[WORK TO COMPLETE]
Return every line below verbatim, without changing anything.
┄┄┄┄┄┄┄┄┄┄
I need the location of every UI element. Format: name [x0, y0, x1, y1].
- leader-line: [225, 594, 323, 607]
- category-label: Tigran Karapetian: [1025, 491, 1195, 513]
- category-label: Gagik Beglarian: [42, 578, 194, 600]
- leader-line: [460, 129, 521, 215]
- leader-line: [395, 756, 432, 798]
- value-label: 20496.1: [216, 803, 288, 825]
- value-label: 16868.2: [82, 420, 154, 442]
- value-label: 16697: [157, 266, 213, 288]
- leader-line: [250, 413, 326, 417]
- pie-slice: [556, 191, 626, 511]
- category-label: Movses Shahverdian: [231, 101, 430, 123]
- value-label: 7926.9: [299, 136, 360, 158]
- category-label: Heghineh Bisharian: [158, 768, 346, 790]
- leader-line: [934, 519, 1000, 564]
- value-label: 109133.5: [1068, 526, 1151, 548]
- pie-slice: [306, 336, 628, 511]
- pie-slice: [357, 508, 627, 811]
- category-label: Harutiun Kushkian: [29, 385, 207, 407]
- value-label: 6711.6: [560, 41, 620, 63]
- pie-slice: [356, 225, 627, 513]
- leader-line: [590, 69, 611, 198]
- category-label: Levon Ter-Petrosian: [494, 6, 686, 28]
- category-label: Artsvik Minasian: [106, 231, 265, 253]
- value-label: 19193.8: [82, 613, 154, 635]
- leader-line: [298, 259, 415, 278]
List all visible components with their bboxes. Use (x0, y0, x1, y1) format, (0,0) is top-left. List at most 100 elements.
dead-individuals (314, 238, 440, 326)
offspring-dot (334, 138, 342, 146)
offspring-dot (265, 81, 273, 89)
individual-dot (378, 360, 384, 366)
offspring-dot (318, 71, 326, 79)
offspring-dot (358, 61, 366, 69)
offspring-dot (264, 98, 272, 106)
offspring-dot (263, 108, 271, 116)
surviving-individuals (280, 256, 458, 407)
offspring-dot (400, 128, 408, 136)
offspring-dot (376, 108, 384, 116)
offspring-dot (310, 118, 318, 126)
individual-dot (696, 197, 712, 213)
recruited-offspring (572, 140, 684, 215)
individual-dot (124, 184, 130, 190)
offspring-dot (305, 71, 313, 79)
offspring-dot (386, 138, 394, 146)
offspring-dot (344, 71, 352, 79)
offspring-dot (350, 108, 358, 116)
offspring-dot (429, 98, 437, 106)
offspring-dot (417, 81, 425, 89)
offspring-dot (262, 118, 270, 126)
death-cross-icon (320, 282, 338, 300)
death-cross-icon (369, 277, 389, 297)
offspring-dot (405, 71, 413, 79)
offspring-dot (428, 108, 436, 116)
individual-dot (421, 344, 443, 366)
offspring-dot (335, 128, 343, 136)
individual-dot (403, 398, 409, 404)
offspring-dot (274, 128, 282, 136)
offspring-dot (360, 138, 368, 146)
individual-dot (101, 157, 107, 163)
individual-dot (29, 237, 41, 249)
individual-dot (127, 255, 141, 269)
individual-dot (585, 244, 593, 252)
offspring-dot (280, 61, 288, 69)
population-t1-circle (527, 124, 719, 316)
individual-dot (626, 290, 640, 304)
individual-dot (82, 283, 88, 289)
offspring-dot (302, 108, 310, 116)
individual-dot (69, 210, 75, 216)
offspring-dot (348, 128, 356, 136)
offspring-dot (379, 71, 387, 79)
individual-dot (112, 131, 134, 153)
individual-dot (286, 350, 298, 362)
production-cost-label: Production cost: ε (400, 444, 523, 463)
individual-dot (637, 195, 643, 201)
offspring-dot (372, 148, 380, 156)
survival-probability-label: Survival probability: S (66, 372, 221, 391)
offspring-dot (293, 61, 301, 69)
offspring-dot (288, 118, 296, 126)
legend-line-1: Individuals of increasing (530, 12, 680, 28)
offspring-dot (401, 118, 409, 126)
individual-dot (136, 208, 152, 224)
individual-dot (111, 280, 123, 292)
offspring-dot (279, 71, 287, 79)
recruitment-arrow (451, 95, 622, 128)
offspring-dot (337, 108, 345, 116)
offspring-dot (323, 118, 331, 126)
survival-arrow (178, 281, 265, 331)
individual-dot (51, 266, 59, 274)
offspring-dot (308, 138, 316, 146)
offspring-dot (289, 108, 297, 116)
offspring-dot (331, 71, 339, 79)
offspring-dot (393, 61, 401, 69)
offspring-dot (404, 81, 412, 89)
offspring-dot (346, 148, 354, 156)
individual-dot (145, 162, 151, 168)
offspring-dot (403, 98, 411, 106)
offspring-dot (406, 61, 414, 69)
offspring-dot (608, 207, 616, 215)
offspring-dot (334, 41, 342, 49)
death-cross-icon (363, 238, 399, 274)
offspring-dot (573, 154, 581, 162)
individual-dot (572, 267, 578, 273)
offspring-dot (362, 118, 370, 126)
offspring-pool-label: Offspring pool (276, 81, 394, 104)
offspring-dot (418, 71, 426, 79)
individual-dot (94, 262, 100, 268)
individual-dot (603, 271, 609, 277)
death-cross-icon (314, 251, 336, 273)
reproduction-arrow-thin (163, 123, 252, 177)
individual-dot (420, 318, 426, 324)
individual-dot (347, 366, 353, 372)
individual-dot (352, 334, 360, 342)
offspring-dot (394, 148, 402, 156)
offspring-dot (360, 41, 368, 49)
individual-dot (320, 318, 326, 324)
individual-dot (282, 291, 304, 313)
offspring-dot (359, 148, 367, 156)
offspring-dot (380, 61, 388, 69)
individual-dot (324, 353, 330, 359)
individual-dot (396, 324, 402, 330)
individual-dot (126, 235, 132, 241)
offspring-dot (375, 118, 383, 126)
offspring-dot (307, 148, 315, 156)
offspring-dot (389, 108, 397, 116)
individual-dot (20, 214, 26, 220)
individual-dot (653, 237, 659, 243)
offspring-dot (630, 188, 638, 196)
┄┄┄┄┄┄┄┄┄┄
[FULL RESPONSE]
I need the location of every UI element. Format: name [x0, y0, x1, y1].
- leader-line: [225, 594, 323, 607]
- category-label: Tigran Karapetian: [1025, 491, 1195, 513]
- category-label: Gagik Beglarian: [42, 578, 194, 600]
- leader-line: [460, 129, 521, 215]
- leader-line: [395, 756, 432, 798]
- value-label: 20496.1: [216, 803, 288, 825]
- value-label: 16868.2: [82, 420, 154, 442]
- value-label: 16697: [157, 266, 213, 288]
- leader-line: [250, 413, 326, 417]
- pie-slice: [556, 191, 626, 511]
- category-label: Movses Shahverdian: [231, 101, 430, 123]
- value-label: 7926.9: [299, 136, 360, 158]
- category-label: Heghineh Bisharian: [158, 768, 346, 790]
- leader-line: [934, 519, 1000, 564]
- value-label: 109133.5: [1068, 526, 1151, 548]
- pie-slice: [306, 336, 628, 511]
- pie-slice: [357, 508, 627, 811]
- category-label: Harutiun Kushkian: [29, 385, 207, 407]
- value-label: 6711.6: [560, 41, 620, 63]
- pie-slice: [356, 225, 627, 513]
- leader-line: [590, 69, 611, 198]
- category-label: Levon Ter-Petrosian: [494, 6, 686, 28]
- category-label: Artsvik Minasian: [106, 231, 265, 253]
- value-label: 19193.8: [82, 613, 154, 635]
- leader-line: [298, 259, 415, 278]
List all visible components with their bboxes. Use (x0, y0, x1, y1) format, (0,0) is top-left. List at most 100 elements.
dead-individuals (314, 238, 440, 326)
offspring-dot (334, 138, 342, 146)
offspring-dot (265, 81, 273, 89)
individual-dot (378, 360, 384, 366)
offspring-dot (318, 71, 326, 79)
offspring-dot (358, 61, 366, 69)
offspring-dot (264, 98, 272, 106)
offspring-dot (263, 108, 271, 116)
surviving-individuals (280, 256, 458, 407)
offspring-dot (400, 128, 408, 136)
offspring-dot (376, 108, 384, 116)
offspring-dot (310, 118, 318, 126)
individual-dot (696, 197, 712, 213)
recruited-offspring (572, 140, 684, 215)
individual-dot (124, 184, 130, 190)
offspring-dot (305, 71, 313, 79)
offspring-dot (386, 138, 394, 146)
offspring-dot (344, 71, 352, 79)
offspring-dot (350, 108, 358, 116)
offspring-dot (429, 98, 437, 106)
offspring-dot (417, 81, 425, 89)
offspring-dot (262, 118, 270, 126)
death-cross-icon (320, 282, 338, 300)
death-cross-icon (369, 277, 389, 297)
offspring-dot (405, 71, 413, 79)
offspring-dot (428, 108, 436, 116)
individual-dot (421, 344, 443, 366)
offspring-dot (335, 128, 343, 136)
individual-dot (403, 398, 409, 404)
offspring-dot (274, 128, 282, 136)
offspring-dot (360, 138, 368, 146)
individual-dot (101, 157, 107, 163)
individual-dot (29, 237, 41, 249)
individual-dot (127, 255, 141, 269)
individual-dot (585, 244, 593, 252)
offspring-dot (280, 61, 288, 69)
population-t1-circle (527, 124, 719, 316)
individual-dot (626, 290, 640, 304)
individual-dot (82, 283, 88, 289)
offspring-dot (302, 108, 310, 116)
individual-dot (69, 210, 75, 216)
offspring-dot (348, 128, 356, 136)
offspring-dot (379, 71, 387, 79)
individual-dot (112, 131, 134, 153)
individual-dot (286, 350, 298, 362)
production-cost-label: Production cost: ε (400, 444, 523, 463)
individual-dot (637, 195, 643, 201)
offspring-dot (372, 148, 380, 156)
survival-probability-label: Survival probability: S (66, 372, 221, 391)
offspring-dot (293, 61, 301, 69)
offspring-dot (288, 118, 296, 126)
legend-line-1: Individuals of increasing (530, 12, 680, 28)
offspring-dot (401, 118, 409, 126)
individual-dot (136, 208, 152, 224)
individual-dot (111, 280, 123, 292)
offspring-dot (279, 71, 287, 79)
recruitment-arrow (451, 95, 622, 128)
offspring-dot (337, 108, 345, 116)
offspring-dot (323, 118, 331, 126)
survival-arrow (178, 281, 265, 331)
individual-dot (51, 266, 59, 274)
offspring-dot (308, 138, 316, 146)
offspring-dot (289, 108, 297, 116)
offspring-dot (331, 71, 339, 79)
offspring-dot (393, 61, 401, 69)
offspring-dot (404, 81, 412, 89)
offspring-dot (346, 148, 354, 156)
individual-dot (145, 162, 151, 168)
offspring-dot (403, 98, 411, 106)
offspring-dot (406, 61, 414, 69)
offspring-dot (608, 207, 616, 215)
offspring-dot (334, 41, 342, 49)
death-cross-icon (363, 238, 399, 274)
offspring-dot (573, 154, 581, 162)
individual-dot (572, 267, 578, 273)
offspring-dot (362, 118, 370, 126)
offspring-pool-label: Offspring pool (276, 81, 394, 104)
offspring-dot (418, 71, 426, 79)
individual-dot (94, 262, 100, 268)
individual-dot (603, 271, 609, 277)
death-cross-icon (314, 251, 336, 273)
reproduction-arrow-thin (163, 123, 252, 177)
individual-dot (420, 318, 426, 324)
individual-dot (347, 366, 353, 372)
individual-dot (352, 334, 360, 342)
offspring-dot (394, 148, 402, 156)
offspring-dot (360, 41, 368, 49)
individual-dot (320, 318, 326, 324)
individual-dot (282, 291, 304, 313)
offspring-dot (359, 148, 367, 156)
offspring-dot (380, 61, 388, 69)
individual-dot (324, 353, 330, 359)
individual-dot (396, 324, 402, 330)
individual-dot (126, 235, 132, 241)
offspring-dot (375, 118, 383, 126)
offspring-dot (307, 148, 315, 156)
offspring-dot (389, 108, 397, 116)
individual-dot (20, 214, 26, 220)
individual-dot (653, 237, 659, 243)
offspring-dot (630, 188, 638, 196)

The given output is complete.